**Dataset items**
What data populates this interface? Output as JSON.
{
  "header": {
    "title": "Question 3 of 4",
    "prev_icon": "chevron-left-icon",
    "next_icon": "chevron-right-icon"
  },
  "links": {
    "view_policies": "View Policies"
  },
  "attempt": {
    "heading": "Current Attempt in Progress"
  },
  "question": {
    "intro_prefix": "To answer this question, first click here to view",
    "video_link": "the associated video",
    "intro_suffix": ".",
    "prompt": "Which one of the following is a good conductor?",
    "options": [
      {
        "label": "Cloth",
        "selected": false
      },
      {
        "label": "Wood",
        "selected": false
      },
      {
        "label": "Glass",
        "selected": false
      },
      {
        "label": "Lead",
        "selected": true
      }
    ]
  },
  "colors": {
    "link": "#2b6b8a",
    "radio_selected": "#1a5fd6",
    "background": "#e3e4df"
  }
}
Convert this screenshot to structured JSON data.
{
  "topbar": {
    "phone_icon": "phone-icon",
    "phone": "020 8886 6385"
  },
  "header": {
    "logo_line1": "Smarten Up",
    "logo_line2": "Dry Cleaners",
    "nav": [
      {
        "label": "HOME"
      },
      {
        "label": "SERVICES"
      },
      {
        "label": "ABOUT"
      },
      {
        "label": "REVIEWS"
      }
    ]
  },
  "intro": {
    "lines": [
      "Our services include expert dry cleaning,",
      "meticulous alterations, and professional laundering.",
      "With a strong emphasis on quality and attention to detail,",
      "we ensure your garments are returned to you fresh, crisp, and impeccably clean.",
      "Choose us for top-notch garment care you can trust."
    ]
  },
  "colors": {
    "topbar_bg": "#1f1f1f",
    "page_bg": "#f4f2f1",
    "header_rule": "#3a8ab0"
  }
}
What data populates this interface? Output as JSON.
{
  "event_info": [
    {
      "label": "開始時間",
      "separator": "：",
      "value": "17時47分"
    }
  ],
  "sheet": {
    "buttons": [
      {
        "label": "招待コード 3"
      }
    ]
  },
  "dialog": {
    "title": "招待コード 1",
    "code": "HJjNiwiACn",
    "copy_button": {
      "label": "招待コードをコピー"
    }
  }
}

**Problem description**
Repeat the material above in full, exactly as it stands.

**Solved problem**
What data populates this interface? Output as JSON.
{
  "header": {
    "title": "Question 3 of 4",
    "prev_icon": "chevron-left-icon",
    "next_icon": "chevron-right-icon"
  },
  "links": {
    "view_policies": "View Policies"
  },
  "attempt": {
    "heading": "Current Attempt in Progress"
  },
  "question": {
    "intro_prefix": "To answer this question, first click here to view",
    "video_link": "the associated video",
    "intro_suffix": ".",
    "prompt": "Which one of the following is a good conductor?",
    "options": [
      {
        "label": "Cloth",
        "selected": false
      },
      {
        "label": "Wood",
        "selected": false
      },
      {
        "label": "Glass",
        "selected": false
      },
      {
        "label": "Lead",
        "selected": true
      }
    ]
  },
  "colors": {
    "link": "#2b6b8a",
    "radio_selected": "#1a5fd6",
    "background": "#e3e4df"
  }
}
Convert this screenshot to structured JSON data.
{
  "topbar": {
    "phone_icon": "phone-icon",
    "phone": "020 8886 6385"
  },
  "header": {
    "logo_line1": "Smarten Up",
    "logo_line2": "Dry Cleaners",
    "nav": [
      {
        "label": "HOME"
      },
      {
        "label": "SERVICES"
      },
      {
        "label": "ABOUT"
      },
      {
        "label": "REVIEWS"
      }
    ]
  },
  "intro": {
    "lines": [
      "Our services include expert dry cleaning,",
      "meticulous alterations, and professional laundering.",
      "With a strong emphasis on quality and attention to detail,",
      "we ensure your garments are returned to you fresh, crisp, and impeccably clean.",
      "Choose us for top-notch garment care you can trust."
    ]
  },
  "colors": {
    "topbar_bg": "#1f1f1f",
    "page_bg": "#f4f2f1",
    "header_rule": "#3a8ab0"
  }
}
What data populates this interface? Output as JSON.
{
  "event_info": [
    {
      "label": "開始時間",
      "separator": "：",
      "value": "17時47分"
    }
  ],
  "sheet": {
    "buttons": [
      {
        "label": "招待コード 3"
      }
    ]
  },
  "dialog": {
    "title": "招待コード 1",
    "code": "HJjNiwiACn",
    "copy_button": {
      "label": "招待コードをコピー"
    }
  }
}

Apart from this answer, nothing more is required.